→ **WRITTEN REQUEST**
Drop all images and give the records again exactly.

- - - - -

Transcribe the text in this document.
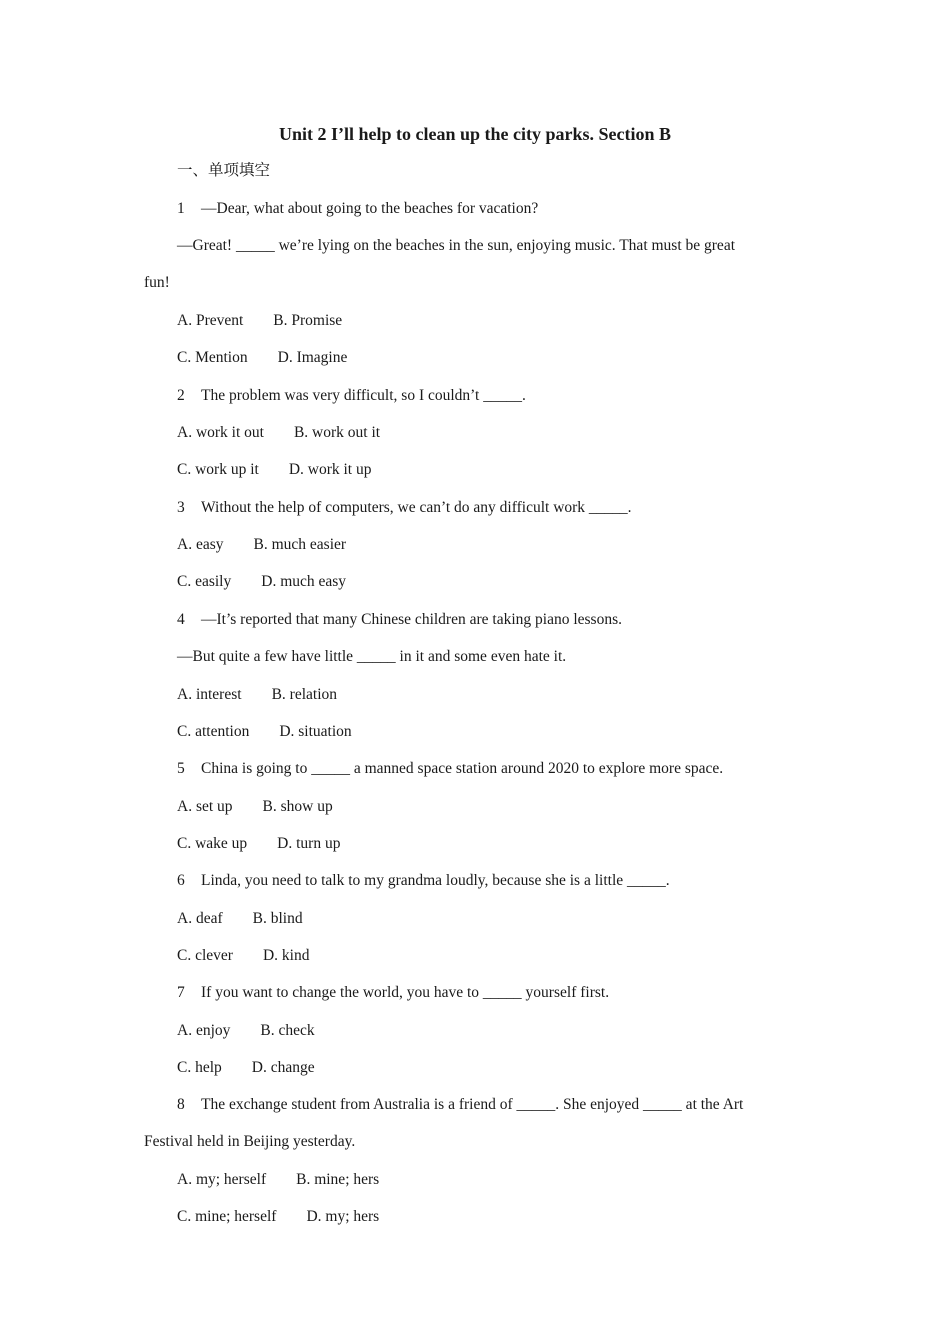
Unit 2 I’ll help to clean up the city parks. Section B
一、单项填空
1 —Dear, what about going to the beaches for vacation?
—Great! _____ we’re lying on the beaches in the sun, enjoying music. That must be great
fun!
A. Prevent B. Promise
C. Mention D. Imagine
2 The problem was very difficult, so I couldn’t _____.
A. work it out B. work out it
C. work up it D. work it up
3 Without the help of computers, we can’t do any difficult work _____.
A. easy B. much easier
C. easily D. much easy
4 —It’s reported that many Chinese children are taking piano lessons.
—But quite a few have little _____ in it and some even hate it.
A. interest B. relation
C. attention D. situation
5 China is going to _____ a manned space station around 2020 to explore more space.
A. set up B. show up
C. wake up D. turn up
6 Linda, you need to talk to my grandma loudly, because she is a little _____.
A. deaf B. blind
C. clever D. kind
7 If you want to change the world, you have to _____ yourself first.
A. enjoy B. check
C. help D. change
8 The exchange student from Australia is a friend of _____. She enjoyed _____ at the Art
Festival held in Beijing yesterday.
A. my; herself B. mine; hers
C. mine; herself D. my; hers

- - - - -

→ **RESPONSE TO THE TASK**
Transcribe the text in this document.
Unit 2 I’ll help to clean up the city parks. Section B
一、单项填空
1 —Dear, what about going to the beaches for vacation?
—Great! _____ we’re lying on the beaches in the sun, enjoying music. That must be great
fun!
A. Prevent B. Promise
C. Mention D. Imagine
2 The problem was very difficult, so I couldn’t _____.
A. work it out B. work out it
C. work up it D. work it up
3 Without the help of computers, we can’t do any difficult work _____.
A. easy B. much easier
C. easily D. much easy
4 —It’s reported that many Chinese children are taking piano lessons.
—But quite a few have little _____ in it and some even hate it.
A. interest B. relation
C. attention D. situation
5 China is going to _____ a manned space station around 2020 to explore more space.
A. set up B. show up
C. wake up D. turn up
6 Linda, you need to talk to my grandma loudly, because she is a little _____.
A. deaf B. blind
C. clever D. kind
7 If you want to change the world, you have to _____ yourself first.
A. enjoy B. check
C. help D. change
8 The exchange student from Australia is a friend of _____. She enjoyed _____ at the Art
Festival held in Beijing yesterday.
A. my; herself B. mine; hers
C. mine; herself D. my; hers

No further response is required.